Print each line of the listing once more, precisely as given.

____________

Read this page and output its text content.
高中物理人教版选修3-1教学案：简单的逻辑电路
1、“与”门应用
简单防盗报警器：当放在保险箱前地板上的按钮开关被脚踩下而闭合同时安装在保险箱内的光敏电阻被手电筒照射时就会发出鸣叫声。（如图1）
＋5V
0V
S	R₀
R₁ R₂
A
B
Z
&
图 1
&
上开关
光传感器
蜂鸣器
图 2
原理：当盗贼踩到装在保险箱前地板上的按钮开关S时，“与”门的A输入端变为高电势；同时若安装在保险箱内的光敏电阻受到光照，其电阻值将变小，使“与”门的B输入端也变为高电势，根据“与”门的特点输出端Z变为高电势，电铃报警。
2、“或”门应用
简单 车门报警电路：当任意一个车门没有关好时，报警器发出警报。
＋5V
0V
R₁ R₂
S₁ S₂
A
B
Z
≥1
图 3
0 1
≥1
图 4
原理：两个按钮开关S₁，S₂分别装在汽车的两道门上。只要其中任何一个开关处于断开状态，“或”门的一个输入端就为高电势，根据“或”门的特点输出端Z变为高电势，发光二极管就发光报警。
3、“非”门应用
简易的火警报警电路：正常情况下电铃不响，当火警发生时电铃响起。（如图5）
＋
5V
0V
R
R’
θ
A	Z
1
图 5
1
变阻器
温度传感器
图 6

____________

Task response:
Read this page and output its text content.
高中物理人教版选修3-1教学案：简单的逻辑电路
1、“与”门应用
简单防盗报警器：当放在保险箱前地板上的按钮开关被脚踩下而闭合同时安装在保险箱内的光敏电阻被手电筒照射时就会发出鸣叫声。（如图1）
＋5V
0V
S	R₀
R₁ R₂
A
B
Z
&
图 1
&
上开关
光传感器
蜂鸣器
图 2
原理：当盗贼踩到装在保险箱前地板上的按钮开关S时，“与”门的A输入端变为高电势；同时若安装在保险箱内的光敏电阻受到光照，其电阻值将变小，使“与”门的B输入端也变为高电势，根据“与”门的特点输出端Z变为高电势，电铃报警。
2、“或”门应用
简单 车门报警电路：当任意一个车门没有关好时，报警器发出警报。
＋5V
0V
R₁ R₂
S₁ S₂
A
B
Z
≥1
图 3
0 1
≥1
图 4
原理：两个按钮开关S₁，S₂分别装在汽车的两道门上。只要其中任何一个开关处于断开状态，“或”门的一个输入端就为高电势，根据“或”门的特点输出端Z变为高电势，发光二极管就发光报警。
3、“非”门应用
简易的火警报警电路：正常情况下电铃不响，当火警发生时电铃响起。（如图5）
＋
5V
0V
R
R’
θ
A	Z
1
图 5
1
变阻器
温度传感器
图 6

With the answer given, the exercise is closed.